Data entries
-*-*-

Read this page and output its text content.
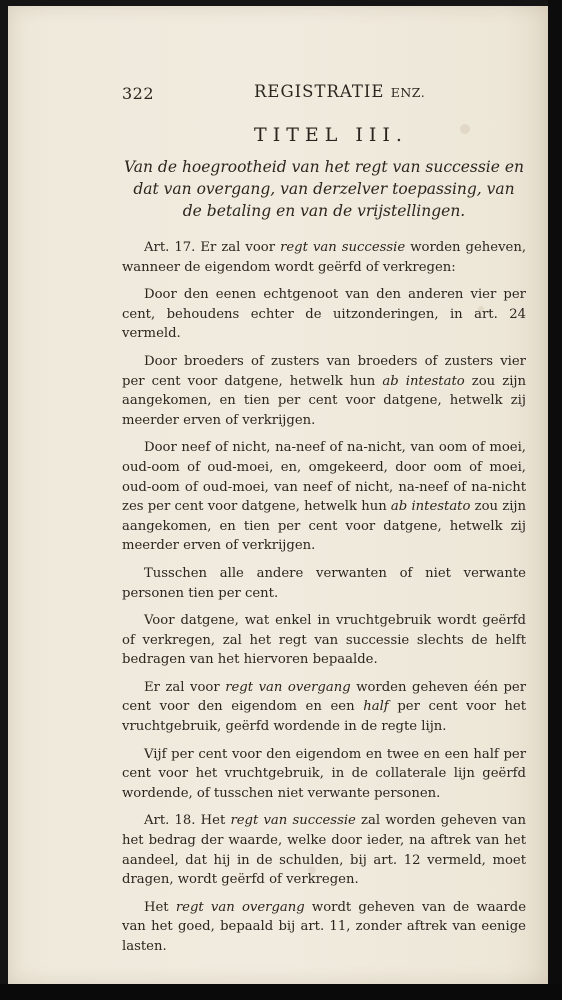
322	REGISTRATIE ENZ.
TITEL III.
Van de hoegrootheid van het regt van successie en
dat van overgang, van derzelver toepassing, van
de betaling en van de vrijstellingen.

Art. 17. Er zal voor regt van successie worden geheven, wanneer de eigendom wordt geërfd of verkregen:

Door den eenen echtgenoot van den anderen vier per cent, behoudens echter de uitzonderingen, in art. 24 vermeld.

Door broeders of zusters van broeders of zusters vier per cent voor datgene, hetwelk hun ab intestato zou zijn aangekomen, en tien per cent voor datgene, hetwelk zij meerder erven of verkrijgen.

Door neef of nicht, na-neef of na-nicht, van oom of moei, oud-oom of oud-moei, en, omgekeerd, door oom of moei, oud-oom of oud-moei, van neef of nicht, na-neef of na-nicht zes per cent voor datgene, hetwelk hun ab intestato zou zijn aangekomen, en tien per cent voor datgene, hetwelk zij meerder erven of verkrijgen.

Tusschen alle andere verwanten of niet verwante personen tien per cent.

Voor datgene, wat enkel in vruchtgebruik wordt geërfd of verkregen, zal het regt van successie slechts de helft bedragen van het hiervoren bepaalde.

Er zal voor regt van overgang worden geheven één per cent voor den eigendom en een half per cent voor het vruchtgebruik, geërfd wordende in de regte lijn.

Vijf per cent voor den eigendom en twee en een half per cent voor het vruchtgebruik, in de collaterale lijn geërfd wordende, of tusschen niet verwante personen.

Art. 18. Het regt van successie zal worden geheven van het bedrag der waarde, welke door ieder, na aftrek van het aandeel, dat hij in de schulden, bij art. 12 vermeld, moet dragen, wordt geërfd of verkregen.

Het regt van overgang wordt geheven van de waarde van het goed, bepaald bij art. 11, zonder aftrek van eenige lasten.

-*-*-

(WRITTEN TASK) Copy all the entries word for word. Omit any pictures.

(RESULT OF THE EXERCISE)
Read this page and output its text content.
322	REGISTRATIE ENZ.
TITEL III.
Van de hoegrootheid van het regt van successie en
dat van overgang, van derzelver toepassing, van
de betaling en van de vrijstellingen.

Art. 17. Er zal voor regt van successie worden geheven, wanneer de eigendom wordt geërfd of verkregen:

Door den eenen echtgenoot van den anderen vier per cent, behoudens echter de uitzonderingen, in art. 24 vermeld.

Door broeders of zusters van broeders of zusters vier per cent voor datgene, hetwelk hun ab intestato zou zijn aangekomen, en tien per cent voor datgene, hetwelk zij meerder erven of verkrijgen.

Door neef of nicht, na-neef of na-nicht, van oom of moei, oud-oom of oud-moei, en, omgekeerd, door oom of moei, oud-oom of oud-moei, van neef of nicht, na-neef of na-nicht zes per cent voor datgene, hetwelk hun ab intestato zou zijn aangekomen, en tien per cent voor datgene, hetwelk zij meerder erven of verkrijgen.

Tusschen alle andere verwanten of niet verwante personen tien per cent.

Voor datgene, wat enkel in vruchtgebruik wordt geërfd of verkregen, zal het regt van successie slechts de helft bedragen van het hiervoren bepaalde.

Er zal voor regt van overgang worden geheven één per cent voor den eigendom en een half per cent voor het vruchtgebruik, geërfd wordende in de regte lijn.

Vijf per cent voor den eigendom en twee en een half per cent voor het vruchtgebruik, in de collaterale lijn geërfd wordende, of tusschen niet verwante personen.

Art. 18. Het regt van successie zal worden geheven van het bedrag der waarde, welke door ieder, na aftrek van het aandeel, dat hij in de schulden, bij art. 12 vermeld, moet dragen, wordt geërfd of verkregen.

Het regt van overgang wordt geheven van de waarde van het goed, bepaald bij art. 11, zonder aftrek van eenige lasten.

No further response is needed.